**Data to use:**
START

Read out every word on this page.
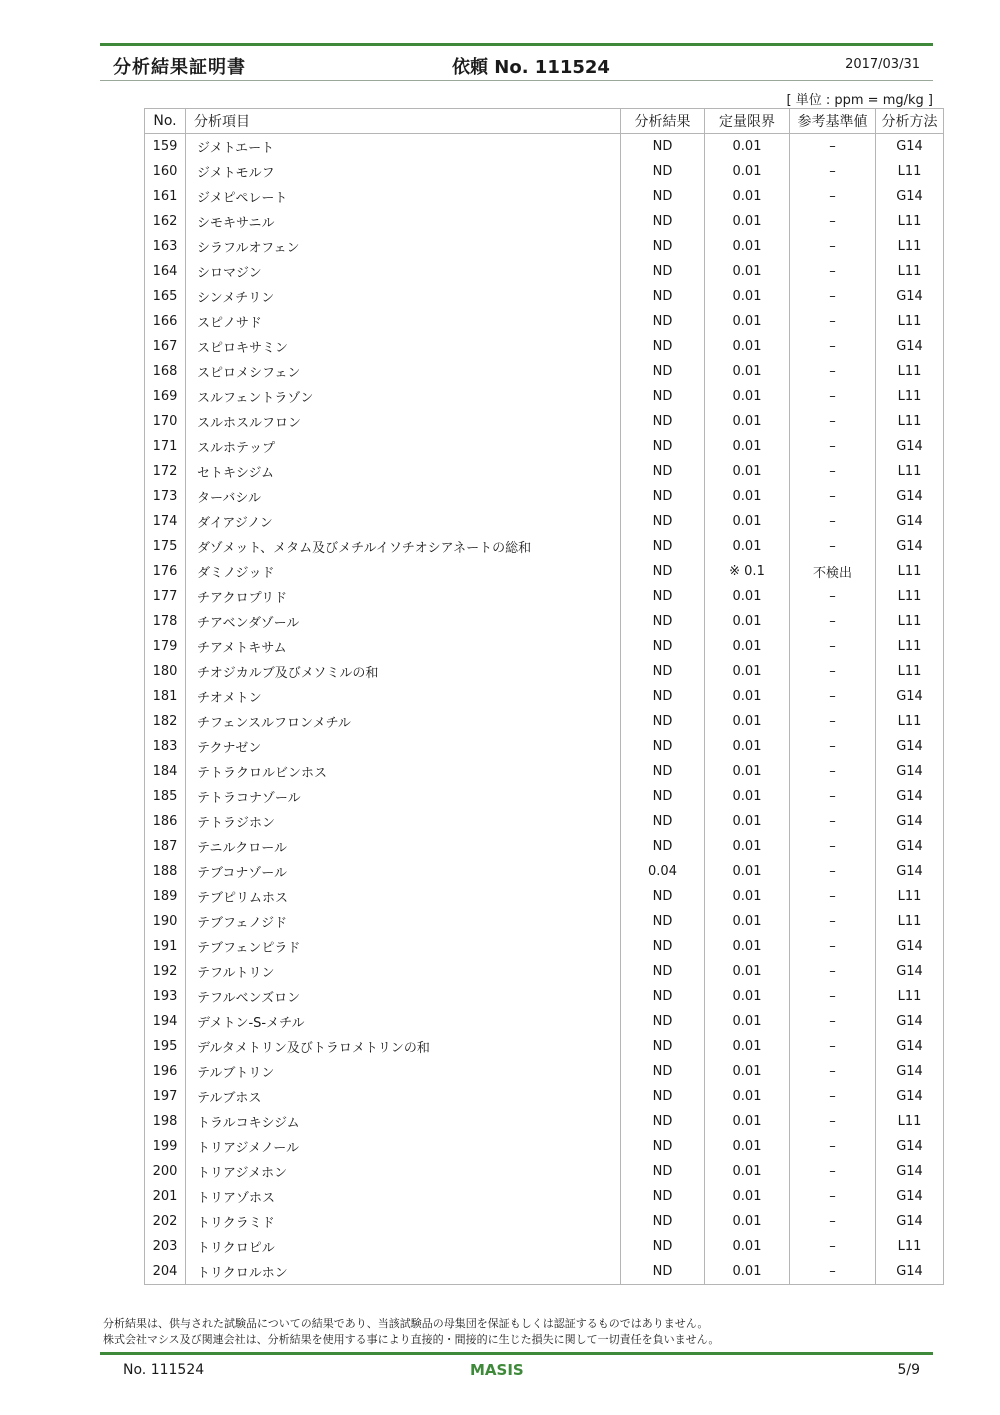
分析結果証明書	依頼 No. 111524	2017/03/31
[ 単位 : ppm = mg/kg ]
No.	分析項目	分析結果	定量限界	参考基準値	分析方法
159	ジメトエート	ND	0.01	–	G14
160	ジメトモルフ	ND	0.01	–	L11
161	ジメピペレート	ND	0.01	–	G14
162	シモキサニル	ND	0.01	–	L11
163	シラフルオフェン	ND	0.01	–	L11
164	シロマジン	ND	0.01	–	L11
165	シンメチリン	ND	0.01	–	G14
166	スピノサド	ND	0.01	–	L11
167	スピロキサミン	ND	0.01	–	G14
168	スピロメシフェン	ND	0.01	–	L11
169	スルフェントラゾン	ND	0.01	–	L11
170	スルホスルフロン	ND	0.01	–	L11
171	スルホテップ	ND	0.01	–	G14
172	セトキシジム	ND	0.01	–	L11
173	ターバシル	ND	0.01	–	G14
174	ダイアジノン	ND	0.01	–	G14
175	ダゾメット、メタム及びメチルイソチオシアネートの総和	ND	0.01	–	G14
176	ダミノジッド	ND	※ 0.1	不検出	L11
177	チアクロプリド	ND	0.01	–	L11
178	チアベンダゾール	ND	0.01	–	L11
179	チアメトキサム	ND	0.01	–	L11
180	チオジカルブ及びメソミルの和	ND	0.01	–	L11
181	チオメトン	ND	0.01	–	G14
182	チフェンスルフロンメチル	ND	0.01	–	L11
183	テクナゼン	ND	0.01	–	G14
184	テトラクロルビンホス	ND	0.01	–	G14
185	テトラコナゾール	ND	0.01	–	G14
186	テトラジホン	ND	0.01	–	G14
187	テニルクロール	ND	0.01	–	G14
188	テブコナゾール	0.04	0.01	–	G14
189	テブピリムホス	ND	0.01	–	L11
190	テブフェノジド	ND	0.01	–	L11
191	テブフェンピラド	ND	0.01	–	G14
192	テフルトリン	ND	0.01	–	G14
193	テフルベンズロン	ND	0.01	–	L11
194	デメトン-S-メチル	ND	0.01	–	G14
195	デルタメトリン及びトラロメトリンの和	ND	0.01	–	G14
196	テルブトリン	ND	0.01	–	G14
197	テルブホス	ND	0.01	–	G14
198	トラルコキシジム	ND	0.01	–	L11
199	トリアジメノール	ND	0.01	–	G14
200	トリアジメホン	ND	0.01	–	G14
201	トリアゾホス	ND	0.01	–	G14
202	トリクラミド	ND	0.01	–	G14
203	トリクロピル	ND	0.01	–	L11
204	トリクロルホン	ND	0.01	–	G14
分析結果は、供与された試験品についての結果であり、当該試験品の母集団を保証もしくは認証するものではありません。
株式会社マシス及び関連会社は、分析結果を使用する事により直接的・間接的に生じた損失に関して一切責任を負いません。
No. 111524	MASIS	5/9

END
START

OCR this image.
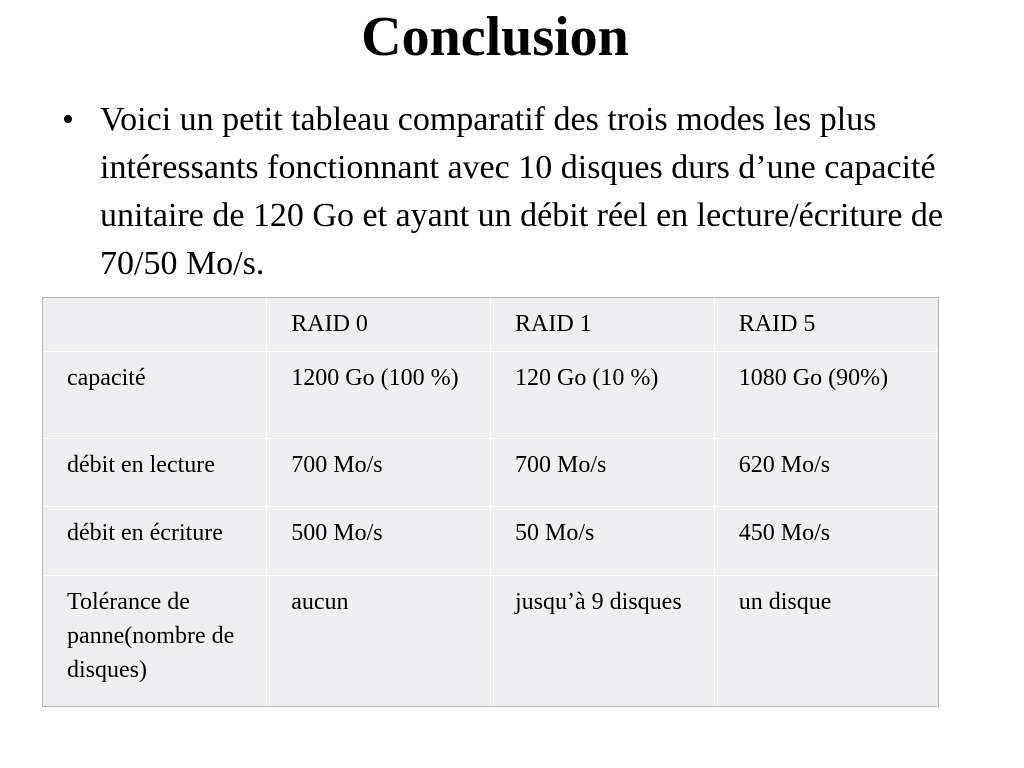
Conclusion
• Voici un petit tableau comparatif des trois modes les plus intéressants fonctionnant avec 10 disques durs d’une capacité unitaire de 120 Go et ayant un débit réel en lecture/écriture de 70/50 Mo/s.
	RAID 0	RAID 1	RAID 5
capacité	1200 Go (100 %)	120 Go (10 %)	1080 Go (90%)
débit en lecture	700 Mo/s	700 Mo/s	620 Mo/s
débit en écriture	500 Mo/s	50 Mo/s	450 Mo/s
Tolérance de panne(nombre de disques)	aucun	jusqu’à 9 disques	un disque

END
START

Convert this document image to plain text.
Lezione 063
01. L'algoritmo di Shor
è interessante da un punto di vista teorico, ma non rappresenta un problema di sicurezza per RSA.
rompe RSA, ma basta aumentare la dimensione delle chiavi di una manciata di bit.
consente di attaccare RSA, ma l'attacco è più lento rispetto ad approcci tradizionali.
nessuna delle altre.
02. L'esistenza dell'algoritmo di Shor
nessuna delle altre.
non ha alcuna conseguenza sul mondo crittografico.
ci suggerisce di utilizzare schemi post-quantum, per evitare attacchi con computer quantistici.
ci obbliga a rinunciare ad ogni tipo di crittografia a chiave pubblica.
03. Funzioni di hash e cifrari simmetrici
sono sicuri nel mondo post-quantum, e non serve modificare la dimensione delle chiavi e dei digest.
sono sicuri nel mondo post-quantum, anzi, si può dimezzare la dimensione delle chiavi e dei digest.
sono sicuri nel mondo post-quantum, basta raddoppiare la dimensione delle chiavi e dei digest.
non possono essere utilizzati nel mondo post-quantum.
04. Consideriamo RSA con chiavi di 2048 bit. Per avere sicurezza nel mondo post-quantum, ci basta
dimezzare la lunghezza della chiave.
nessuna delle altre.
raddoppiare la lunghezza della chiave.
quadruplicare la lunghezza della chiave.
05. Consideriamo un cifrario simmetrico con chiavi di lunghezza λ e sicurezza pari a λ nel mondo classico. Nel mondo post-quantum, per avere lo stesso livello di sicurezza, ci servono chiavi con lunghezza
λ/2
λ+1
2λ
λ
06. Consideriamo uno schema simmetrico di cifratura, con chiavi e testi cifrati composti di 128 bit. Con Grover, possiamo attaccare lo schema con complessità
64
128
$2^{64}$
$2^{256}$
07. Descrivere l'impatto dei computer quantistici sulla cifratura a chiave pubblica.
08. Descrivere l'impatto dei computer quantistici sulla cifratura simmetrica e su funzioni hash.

END

Say how many lines hold the word "pubblica", giving the number and nothing else.

2